The exercise: Repeat the records word for word, excluding any picture.

- - - - - - -

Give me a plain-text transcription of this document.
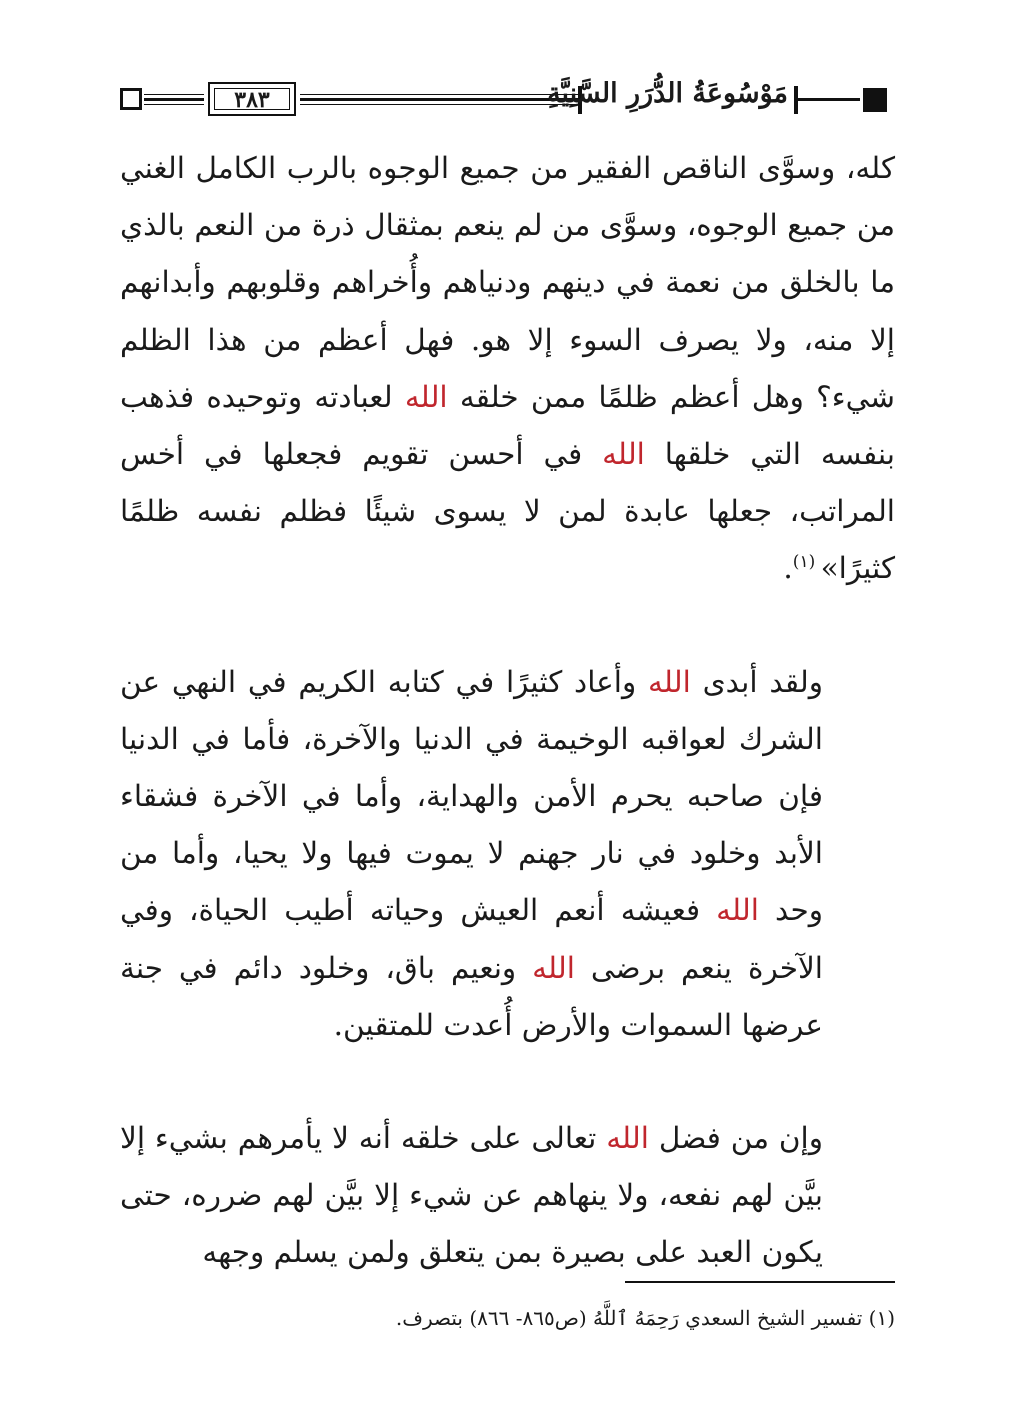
٣٨٣	مَوْسُوعَةُ الدُّرَرِ السَّنِيَّةِ

كله، وسوَّى الناقص الفقير من جميع الوجوه بالرب الكامل الغني من جميع الوجوه، وسوَّى من لم ينعم بمثقال ذرة من النعم بالذي ما بالخلق من نعمة في دينهم ودنياهم وأُخراهم وقلوبهم وأبدانهم إلا منه، ولا يصرف السوء إلا هو. فهل أعظم من هذا الظلم شيء؟ وهل أعظم ظلمًا ممن خلقه الله لعبادته وتوحيده فذهب بنفسه التي خلقها الله في أحسن تقويم فجعلها في أخس المراتب، جعلها عابدة لمن لا يسوى شيئًا فظلم نفسه ظلمًا كثيرًا» $^{(١)}$.

ولقد أبدى الله وأعاد كثيرًا في كتابه الكريم في النهي عن الشرك لعواقبه الوخيمة في الدنيا والآخرة، فأما في الدنيا فإن صاحبه يحرم الأمن والهداية، وأما في الآخرة فشقاء الأبد وخلود في نار جهنم لا يموت فيها ولا يحيا، وأما من وحد الله فعيشه أنعم العيش وحياته أطيب الحياة، وفي الآخرة ينعم برضى الله ونعيم باق، وخلود دائم في جنة عرضها السموات والأرض أُعدت للمتقين.

وإن من فضل الله تعالى على خلقه أنه لا يأمرهم بشيء إلا بيَّن لهم نفعه، ولا ينهاهم عن شيء إلا بيَّن لهم ضرره، حتى يكون العبد على بصيرة بمن يتعلق ولمن يسلم وجهه

(١) تفسير الشيخ السعدي رَحِمَهُ ٱللَّهُ (ص٨٦٥- ٨٦٦) بتصرف.
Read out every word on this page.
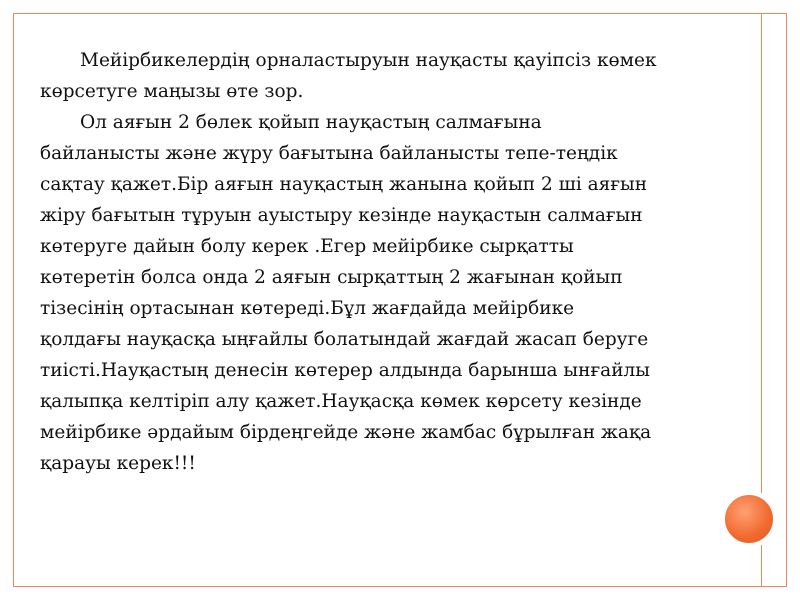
Мейірбикелердің орналастыруын науқасты қауіпсіз көмек
көрсетуге маңызы өте зор.
Ол аяғын 2 бөлек қойып науқастың салмағына
байланысты және жүру бағытына байланысты тепе-теңдік
сақтау қажет.Бір аяғын науқастың жанына қойып 2 ші аяғын
жіру бағытын тұруын ауыстыру кезінде науқастын салмағын
көтеруге дайын болу керек .Егер мейірбике сырқатты
көтеретін болса онда 2 аяғын сырқаттың 2 жағынан қойып
тізесінің ортасынан көтереді.Бұл жағдайда мейірбике
қолдағы науқасқа ыңғайлы болатындай жағдай жасап беруге
тиісті.Науқастың денесін көтерер алдында барынша ынғайлы
қалыпқа келтіріп алу қажет.Науқасқа көмек көрсету кезінде
мейірбике әрдайым бірдеңгейде және жамбас бұрылған жақа
қарауы керек!!!
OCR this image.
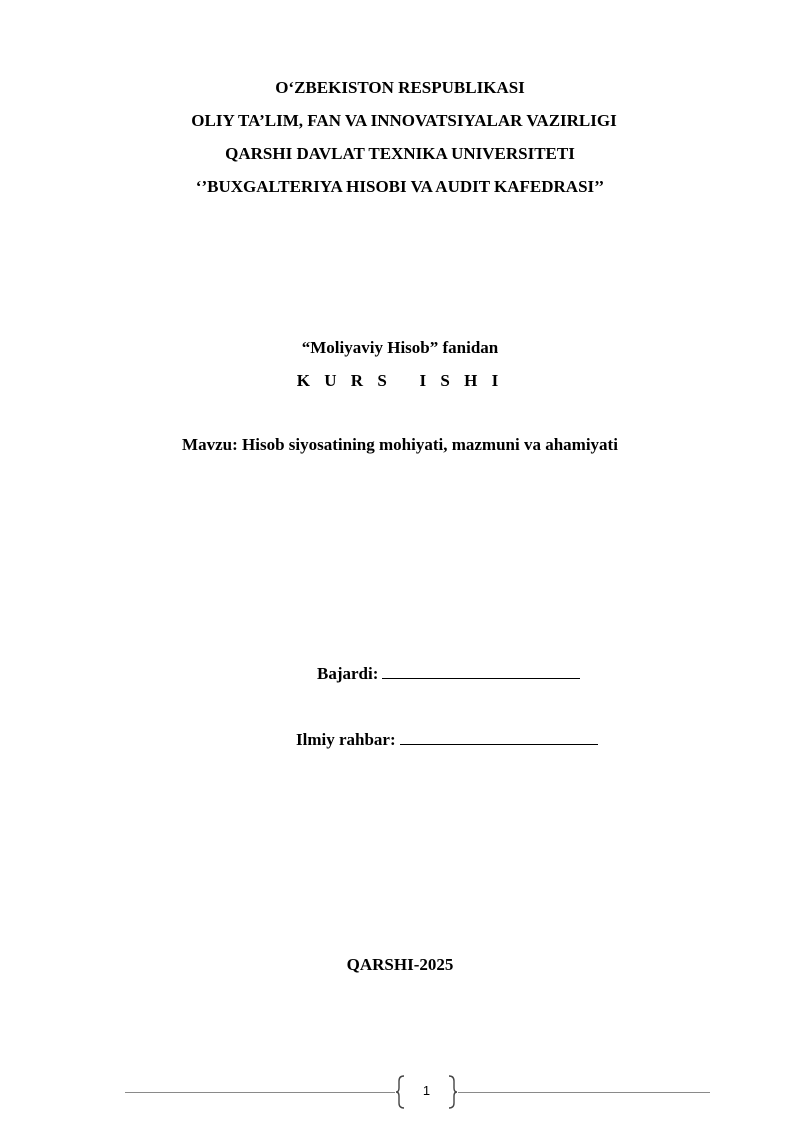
O‘ZBEKISTON RESPUBLIKASI
OLIY TA’LIM, FAN VA INNOVATSIYALAR VAZIRLIGI
QARSHI DAVLAT TEXNIKA UNIVERSITETI
‘’BUXGALTERIYA HISOBI VA AUDIT KAFEDRASI’’
“Moliyaviy Hisob” fanidan
K U R S   I S H I
Mavzu: Hisob siyosatining mohiyati, mazmuni va ahamiyati
Bajardi:
Ilmiy rahbar:
QARSHI-2025
1
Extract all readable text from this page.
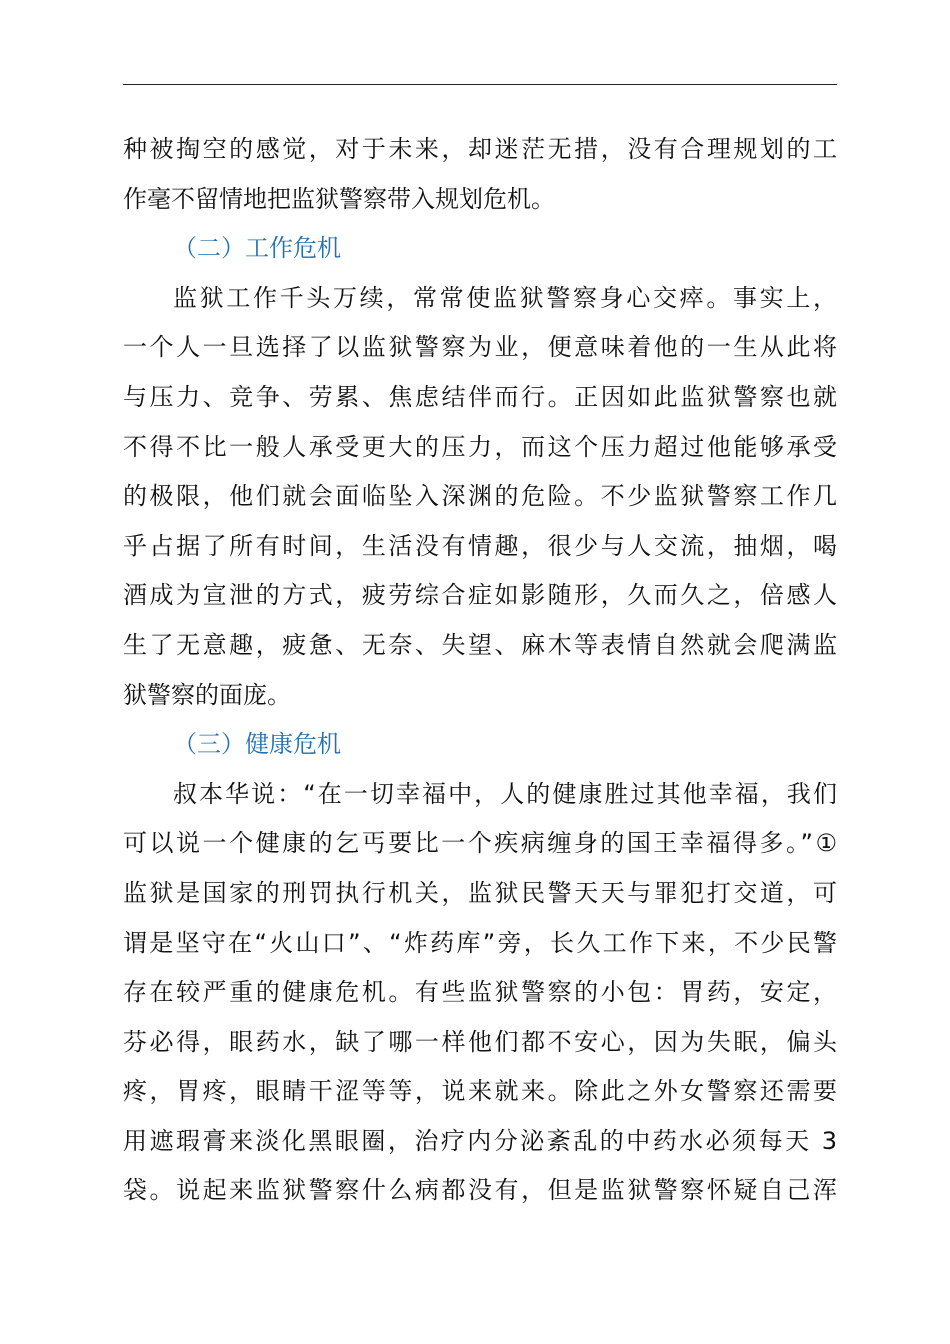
种被掏空的感觉，对于未来，却迷茫无措，没有合理规划的工
作毫不留情地把监狱警察带入规划危机。
（二）工作危机
监狱工作千头万续，常常使监狱警察身心交瘁。事实上，
一个人一旦选择了以监狱警察为业，便意味着他的一生从此将
与压力、竞争、劳累、焦虑结伴而行。正因如此监狱警察也就
不得不比一般人承受更大的压力，而这个压力超过他能够承受
的极限，他们就会面临坠入深渊的危险。不少监狱警察工作几
乎占据了所有时间，生活没有情趣，很少与人交流，抽烟，喝
酒成为宣泄的方式，疲劳综合症如影随形，久而久之，倍感人
生了无意趣，疲惫、无奈、失望、麻木等表情自然就会爬满监
狱警察的面庞。
（三）健康危机
叔本华说：“在一切幸福中，人的健康胜过其他幸福，我们
可以说一个健康的乞丐要比一个疾病缠身的国王幸福得多。”①
监狱是国家的刑罚执行机关，监狱民警天天与罪犯打交道，可
谓是坚守在“火山口”、“炸药库”旁，长久工作下来，不少民警
存在较严重的健康危机。有些监狱警察的小包：胃药，安定，
芬必得，眼药水，缺了哪一样他们都不安心，因为失眠，偏头
疼，胃疼，眼睛干涩等等，说来就来。除此之外女警察还需要
用遮瑕膏来淡化黑眼圈，治疗内分泌紊乱的中药水必须每天 3
袋。说起来监狱警察什么病都没有，但是监狱警察怀疑自己浑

- - - - - - -

Response to the task:
Give me a plain-text transcription of this document.
٣٨٣	مَوْسُوعَةُ الدُّرَرِ السَّنِيَّةِ

كله، وسوَّى الناقص الفقير من جميع الوجوه بالرب الكامل الغني من جميع الوجوه، وسوَّى من لم ينعم بمثقال ذرة من النعم بالذي ما بالخلق من نعمة في دينهم ودنياهم وأُخراهم وقلوبهم وأبدانهم إلا منه، ولا يصرف السوء إلا هو. فهل أعظم من هذا الظلم شيء؟ وهل أعظم ظلمًا ممن خلقه الله لعبادته وتوحيده فذهب بنفسه التي خلقها الله في أحسن تقويم فجعلها في أخس المراتب، جعلها عابدة لمن لا يسوى شيئًا فظلم نفسه ظلمًا كثيرًا» $^{(١)}$.

ولقد أبدى الله وأعاد كثيرًا في كتابه الكريم في النهي عن الشرك لعواقبه الوخيمة في الدنيا والآخرة، فأما في الدنيا فإن صاحبه يحرم الأمن والهداية، وأما في الآخرة فشقاء الأبد وخلود في نار جهنم لا يموت فيها ولا يحيا، وأما من وحد الله فعيشه أنعم العيش وحياته أطيب الحياة، وفي الآخرة ينعم برضى الله ونعيم باق، وخلود دائم في جنة عرضها السموات والأرض أُعدت للمتقين.

وإن من فضل الله تعالى على خلقه أنه لا يأمرهم بشيء إلا بيَّن لهم نفعه، ولا ينهاهم عن شيء إلا بيَّن لهم ضرره، حتى يكون العبد على بصيرة بمن يتعلق ولمن يسلم وجهه

(١) تفسير الشيخ السعدي رَحِمَهُ ٱللَّهُ (ص٨٦٥- ٨٦٦) بتصرف.
Read out every word on this page.
Мейірбикелердің орналастыруын науқасты қауіпсіз көмек
көрсетуге маңызы өте зор.
Ол аяғын 2 бөлек қойып науқастың салмағына
байланысты және жүру бағытына байланысты тепе-теңдік
сақтау қажет.Бір аяғын науқастың жанына қойып 2 ші аяғын
жіру бағытын тұруын ауыстыру кезінде науқастын салмағын
көтеруге дайын болу керек .Егер мейірбике сырқатты
көтеретін болса онда 2 аяғын сырқаттың 2 жағынан қойып
тізесінің ортасынан көтереді.Бұл жағдайда мейірбике
қолдағы науқасқа ыңғайлы болатындай жағдай жасап беруге
тиісті.Науқастың денесін көтерер алдында барынша ынғайлы
қалыпқа келтіріп алу қажет.Науқасқа көмек көрсету кезінде
мейірбике әрдайым бірдеңгейде және жамбас бұрылған жақа
қарауы керек!!!
OCR this image.
O‘ZBEKISTON RESPUBLIKASI
OLIY TA’LIM, FAN VA INNOVATSIYALAR VAZIRLIGI
QARSHI DAVLAT TEXNIKA UNIVERSITETI
‘’BUXGALTERIYA HISOBI VA AUDIT KAFEDRASI’’
“Moliyaviy Hisob” fanidan
K U R S   I S H I
Mavzu: Hisob siyosatining mohiyati, mazmuni va ahamiyati
Bajardi:
Ilmiy rahbar:
QARSHI-2025
1
Extract all readable text from this page.
种被掏空的感觉，对于未来，却迷茫无措，没有合理规划的工
作毫不留情地把监狱警察带入规划危机。
（二）工作危机
监狱工作千头万续，常常使监狱警察身心交瘁。事实上，
一个人一旦选择了以监狱警察为业，便意味着他的一生从此将
与压力、竞争、劳累、焦虑结伴而行。正因如此监狱警察也就
不得不比一般人承受更大的压力，而这个压力超过他能够承受
的极限，他们就会面临坠入深渊的危险。不少监狱警察工作几
乎占据了所有时间，生活没有情趣，很少与人交流，抽烟，喝
酒成为宣泄的方式，疲劳综合症如影随形，久而久之，倍感人
生了无意趣，疲惫、无奈、失望、麻木等表情自然就会爬满监
狱警察的面庞。
（三）健康危机
叔本华说：“在一切幸福中，人的健康胜过其他幸福，我们
可以说一个健康的乞丐要比一个疾病缠身的国王幸福得多。”①
监狱是国家的刑罚执行机关，监狱民警天天与罪犯打交道，可
谓是坚守在“火山口”、“炸药库”旁，长久工作下来，不少民警
存在较严重的健康危机。有些监狱警察的小包：胃药，安定，
芬必得，眼药水，缺了哪一样他们都不安心，因为失眠，偏头
疼，胃疼，眼睛干涩等等，说来就来。除此之外女警察还需要
用遮瑕膏来淡化黑眼圈，治疗内分泌紊乱的中药水必须每天 3
袋。说起来监狱警察什么病都没有，但是监狱警察怀疑自己浑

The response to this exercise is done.